(begin)
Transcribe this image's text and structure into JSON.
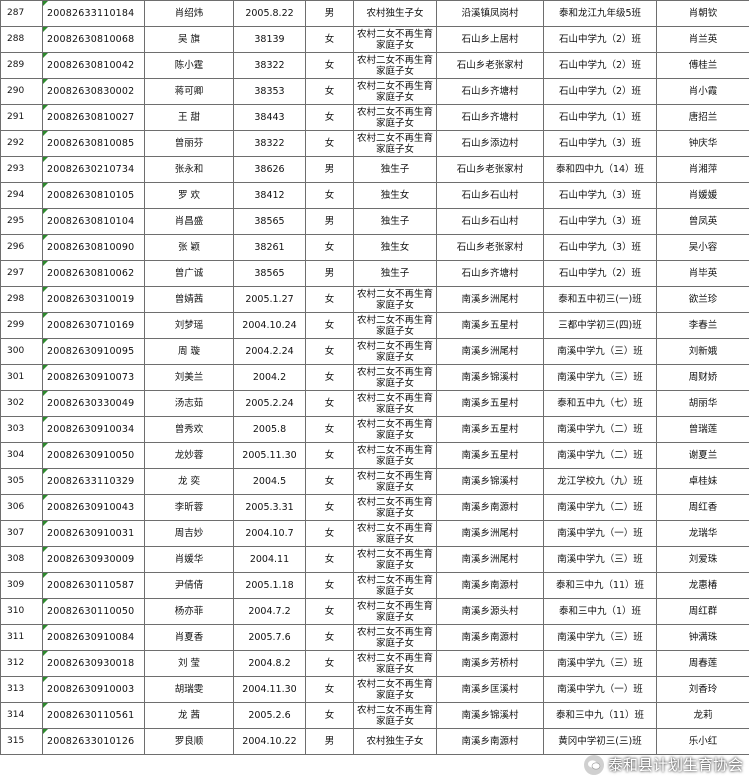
{
  "rows": [
    [
      "287",
      "20082633110184",
      "肖绍炜",
      "2005.8.22",
      "男",
      "农村独生子女",
      "沿溪镇凤岗村",
      "泰和龙江九年级5班",
      "肖朝钦"
    ],
    [
      "288",
      "20082630810068",
      "吴  旗",
      "38139",
      "女",
      "农村二女不再生育家庭子女",
      "石山乡上居村",
      "石山中学九（2）班",
      "肖兰英"
    ],
    [
      "289",
      "20082630810042",
      "陈小霆",
      "38322",
      "女",
      "农村二女不再生育家庭子女",
      "石山乡老张家村",
      "石山中学九（2）班",
      "傅桂兰"
    ],
    [
      "290",
      "20082630830002",
      "蒋可卿",
      "38353",
      "女",
      "农村二女不再生育家庭子女",
      "石山乡齐塘村",
      "石山中学九（2）班",
      "肖小霞"
    ],
    [
      "291",
      "20082630810027",
      "王  甜",
      "38443",
      "女",
      "农村二女不再生育家庭子女",
      "石山乡齐塘村",
      "石山中学九（1）班",
      "唐招兰"
    ],
    [
      "292",
      "20082630810085",
      "曾丽芬",
      "38322",
      "女",
      "农村二女不再生育家庭子女",
      "石山乡添边村",
      "石山中学九（3）班",
      "钟庆华"
    ],
    [
      "293",
      "20082630210734",
      "张永和",
      "38626",
      "男",
      "独生子",
      "石山乡老张家村",
      "泰和四中九（14）班",
      "肖湘萍"
    ],
    [
      "294",
      "20082630810105",
      "罗  欢",
      "38412",
      "女",
      "独生女",
      "石山乡石山村",
      "石山中学九（3）班",
      "肖媛媛"
    ],
    [
      "295",
      "20082630810104",
      "肖昌盛",
      "38565",
      "男",
      "独生子",
      "石山乡石山村",
      "石山中学九（3）班",
      "曾凤英"
    ],
    [
      "296",
      "20082630810090",
      "张  颖",
      "38261",
      "女",
      "独生女",
      "石山乡老张家村",
      "石山中学九（3）班",
      "吴小容"
    ],
    [
      "297",
      "20082630810062",
      "曾广诚",
      "38565",
      "男",
      "独生子",
      "石山乡齐塘村",
      "石山中学九（2）班",
      "肖毕英"
    ],
    [
      "298",
      "20082630310019",
      "曾婧茜",
      "2005.1.27",
      "女",
      "农村二女不再生育家庭子女",
      "南溪乡洲尾村",
      "泰和五中初三(一)班",
      "欲兰珍"
    ],
    [
      "299",
      "20082630710169",
      "刘梦瑶",
      "2004.10.24",
      "女",
      "农村二女不再生育家庭子女",
      "南溪乡五星村",
      "三都中学初三(四)班",
      "李春兰"
    ],
    [
      "300",
      "20082630910095",
      "周  璇",
      "2004.2.24",
      "女",
      "农村二女不再生育家庭子女",
      "南溪乡洲尾村",
      "南溪中学九（三）班",
      "刘新娥"
    ],
    [
      "301",
      "20082630910073",
      "刘美兰",
      "2004.2",
      "女",
      "农村二女不再生育家庭子女",
      "南溪乡锦溪村",
      "南溪中学九（三）班",
      "周财娇"
    ],
    [
      "302",
      "20082630330049",
      "汤志茹",
      "2005.2.24",
      "女",
      "农村二女不再生育家庭子女",
      "南溪乡五星村",
      "泰和五中九（七）班",
      "胡丽华"
    ],
    [
      "303",
      "20082630910034",
      "曾秀欢",
      "2005.8",
      "女",
      "农村二女不再生育家庭子女",
      "南溪乡五星村",
      "南溪中学九（二）班",
      "曾瑞莲"
    ],
    [
      "304",
      "20082630910050",
      "龙妙蓉",
      "2005.11.30",
      "女",
      "农村二女不再生育家庭子女",
      "南溪乡五星村",
      "南溪中学九（二）班",
      "谢夏兰"
    ],
    [
      "305",
      "20082633110329",
      "龙  奕",
      "2004.5",
      "女",
      "农村二女不再生育家庭子女",
      "南溪乡锦溪村",
      "龙江学校九（九）班",
      "卓桂妹"
    ],
    [
      "306",
      "20082630910043",
      "李昕蓉",
      "2005.3.31",
      "女",
      "农村二女不再生育家庭子女",
      "南溪乡南源村",
      "南溪中学九（二）班",
      "周红香"
    ],
    [
      "307",
      "20082630910031",
      "周吉妙",
      "2004.10.7",
      "女",
      "农村二女不再生育家庭子女",
      "南溪乡洲尾村",
      "南溪中学九（一）班",
      "龙瑞华"
    ],
    [
      "308",
      "20082630930009",
      "肖媛华",
      "2004.11",
      "女",
      "农村二女不再生育家庭子女",
      "南溪乡洲尾村",
      "南溪中学九（三）班",
      "刘爱珠"
    ],
    [
      "309",
      "20082630110587",
      "尹倩倩",
      "2005.1.18",
      "女",
      "农村二女不再生育家庭子女",
      "南溪乡南源村",
      "泰和三中九（11）班",
      "龙惠椿"
    ],
    [
      "310",
      "20082630110050",
      "杨亦菲",
      "2004.7.2",
      "女",
      "农村二女不再生育家庭子女",
      "南溪乡源头村",
      "泰和三中九（1）班",
      "周红群"
    ],
    [
      "311",
      "20082630910084",
      "肖夏香",
      "2005.7.6",
      "女",
      "农村二女不再生育家庭子女",
      "南溪乡南源村",
      "南溪中学九（三）班",
      "钟满珠"
    ],
    [
      "312",
      "20082630930018",
      "刘  莹",
      "2004.8.2",
      "女",
      "农村二女不再生育家庭子女",
      "南溪乡芳桥村",
      "南溪中学九（三）班",
      "周春莲"
    ],
    [
      "313",
      "20082630910003",
      "胡瑞雯",
      "2004.11.30",
      "女",
      "农村二女不再生育家庭子女",
      "南溪乡匡溪村",
      "南溪中学九（一）班",
      "刘香玲"
    ],
    [
      "314",
      "20082630110561",
      "龙  茜",
      "2005.2.6",
      "女",
      "农村二女不再生育家庭子女",
      "南溪乡锦溪村",
      "泰和三中九（11）班",
      "龙莉"
    ],
    [
      "315",
      "20082633010126",
      "罗良顺",
      "2004.10.22",
      "男",
      "农村独生子女",
      "南溪乡南源村",
      "黄冈中学初三(三)班",
      "乐小红"
    ]
  ],
  "watermark": {
    "text": "泰和县计划生育协会",
    "icon": "wechat-icon"
  }
}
(end)
What you will do
Your task is to repeat the data above exactly while excluding the pictures.

Answer for this exercise
Transcribe this image's text and structure into JSON.
{
  "rows": [
    [
      "287",
      "20082633110184",
      "肖绍炜",
      "2005.8.22",
      "男",
      "农村独生子女",
      "沿溪镇凤岗村",
      "泰和龙江九年级5班",
      "肖朝钦"
    ],
    [
      "288",
      "20082630810068",
      "吴  旗",
      "38139",
      "女",
      "农村二女不再生育家庭子女",
      "石山乡上居村",
      "石山中学九（2）班",
      "肖兰英"
    ],
    [
      "289",
      "20082630810042",
      "陈小霆",
      "38322",
      "女",
      "农村二女不再生育家庭子女",
      "石山乡老张家村",
      "石山中学九（2）班",
      "傅桂兰"
    ],
    [
      "290",
      "20082630830002",
      "蒋可卿",
      "38353",
      "女",
      "农村二女不再生育家庭子女",
      "石山乡齐塘村",
      "石山中学九（2）班",
      "肖小霞"
    ],
    [
      "291",
      "20082630810027",
      "王  甜",
      "38443",
      "女",
      "农村二女不再生育家庭子女",
      "石山乡齐塘村",
      "石山中学九（1）班",
      "唐招兰"
    ],
    [
      "292",
      "20082630810085",
      "曾丽芬",
      "38322",
      "女",
      "农村二女不再生育家庭子女",
      "石山乡添边村",
      "石山中学九（3）班",
      "钟庆华"
    ],
    [
      "293",
      "20082630210734",
      "张永和",
      "38626",
      "男",
      "独生子",
      "石山乡老张家村",
      "泰和四中九（14）班",
      "肖湘萍"
    ],
    [
      "294",
      "20082630810105",
      "罗  欢",
      "38412",
      "女",
      "独生女",
      "石山乡石山村",
      "石山中学九（3）班",
      "肖媛媛"
    ],
    [
      "295",
      "20082630810104",
      "肖昌盛",
      "38565",
      "男",
      "独生子",
      "石山乡石山村",
      "石山中学九（3）班",
      "曾凤英"
    ],
    [
      "296",
      "20082630810090",
      "张  颖",
      "38261",
      "女",
      "独生女",
      "石山乡老张家村",
      "石山中学九（3）班",
      "吴小容"
    ],
    [
      "297",
      "20082630810062",
      "曾广诚",
      "38565",
      "男",
      "独生子",
      "石山乡齐塘村",
      "石山中学九（2）班",
      "肖毕英"
    ],
    [
      "298",
      "20082630310019",
      "曾婧茜",
      "2005.1.27",
      "女",
      "农村二女不再生育家庭子女",
      "南溪乡洲尾村",
      "泰和五中初三(一)班",
      "欲兰珍"
    ],
    [
      "299",
      "20082630710169",
      "刘梦瑶",
      "2004.10.24",
      "女",
      "农村二女不再生育家庭子女",
      "南溪乡五星村",
      "三都中学初三(四)班",
      "李春兰"
    ],
    [
      "300",
      "20082630910095",
      "周  璇",
      "2004.2.24",
      "女",
      "农村二女不再生育家庭子女",
      "南溪乡洲尾村",
      "南溪中学九（三）班",
      "刘新娥"
    ],
    [
      "301",
      "20082630910073",
      "刘美兰",
      "2004.2",
      "女",
      "农村二女不再生育家庭子女",
      "南溪乡锦溪村",
      "南溪中学九（三）班",
      "周财娇"
    ],
    [
      "302",
      "20082630330049",
      "汤志茹",
      "2005.2.24",
      "女",
      "农村二女不再生育家庭子女",
      "南溪乡五星村",
      "泰和五中九（七）班",
      "胡丽华"
    ],
    [
      "303",
      "20082630910034",
      "曾秀欢",
      "2005.8",
      "女",
      "农村二女不再生育家庭子女",
      "南溪乡五星村",
      "南溪中学九（二）班",
      "曾瑞莲"
    ],
    [
      "304",
      "20082630910050",
      "龙妙蓉",
      "2005.11.30",
      "女",
      "农村二女不再生育家庭子女",
      "南溪乡五星村",
      "南溪中学九（二）班",
      "谢夏兰"
    ],
    [
      "305",
      "20082633110329",
      "龙  奕",
      "2004.5",
      "女",
      "农村二女不再生育家庭子女",
      "南溪乡锦溪村",
      "龙江学校九（九）班",
      "卓桂妹"
    ],
    [
      "306",
      "20082630910043",
      "李昕蓉",
      "2005.3.31",
      "女",
      "农村二女不再生育家庭子女",
      "南溪乡南源村",
      "南溪中学九（二）班",
      "周红香"
    ],
    [
      "307",
      "20082630910031",
      "周吉妙",
      "2004.10.7",
      "女",
      "农村二女不再生育家庭子女",
      "南溪乡洲尾村",
      "南溪中学九（一）班",
      "龙瑞华"
    ],
    [
      "308",
      "20082630930009",
      "肖媛华",
      "2004.11",
      "女",
      "农村二女不再生育家庭子女",
      "南溪乡洲尾村",
      "南溪中学九（三）班",
      "刘爱珠"
    ],
    [
      "309",
      "20082630110587",
      "尹倩倩",
      "2005.1.18",
      "女",
      "农村二女不再生育家庭子女",
      "南溪乡南源村",
      "泰和三中九（11）班",
      "龙惠椿"
    ],
    [
      "310",
      "20082630110050",
      "杨亦菲",
      "2004.7.2",
      "女",
      "农村二女不再生育家庭子女",
      "南溪乡源头村",
      "泰和三中九（1）班",
      "周红群"
    ],
    [
      "311",
      "20082630910084",
      "肖夏香",
      "2005.7.6",
      "女",
      "农村二女不再生育家庭子女",
      "南溪乡南源村",
      "南溪中学九（三）班",
      "钟满珠"
    ],
    [
      "312",
      "20082630930018",
      "刘  莹",
      "2004.8.2",
      "女",
      "农村二女不再生育家庭子女",
      "南溪乡芳桥村",
      "南溪中学九（三）班",
      "周春莲"
    ],
    [
      "313",
      "20082630910003",
      "胡瑞雯",
      "2004.11.30",
      "女",
      "农村二女不再生育家庭子女",
      "南溪乡匡溪村",
      "南溪中学九（一）班",
      "刘香玲"
    ],
    [
      "314",
      "20082630110561",
      "龙  茜",
      "2005.2.6",
      "女",
      "农村二女不再生育家庭子女",
      "南溪乡锦溪村",
      "泰和三中九（11）班",
      "龙莉"
    ],
    [
      "315",
      "20082633010126",
      "罗良顺",
      "2004.10.22",
      "男",
      "农村独生子女",
      "南溪乡南源村",
      "黄冈中学初三(三)班",
      "乐小红"
    ]
  ],
  "watermark": {
    "text": "泰和县计划生育协会",
    "icon": "wechat-icon"
  }
}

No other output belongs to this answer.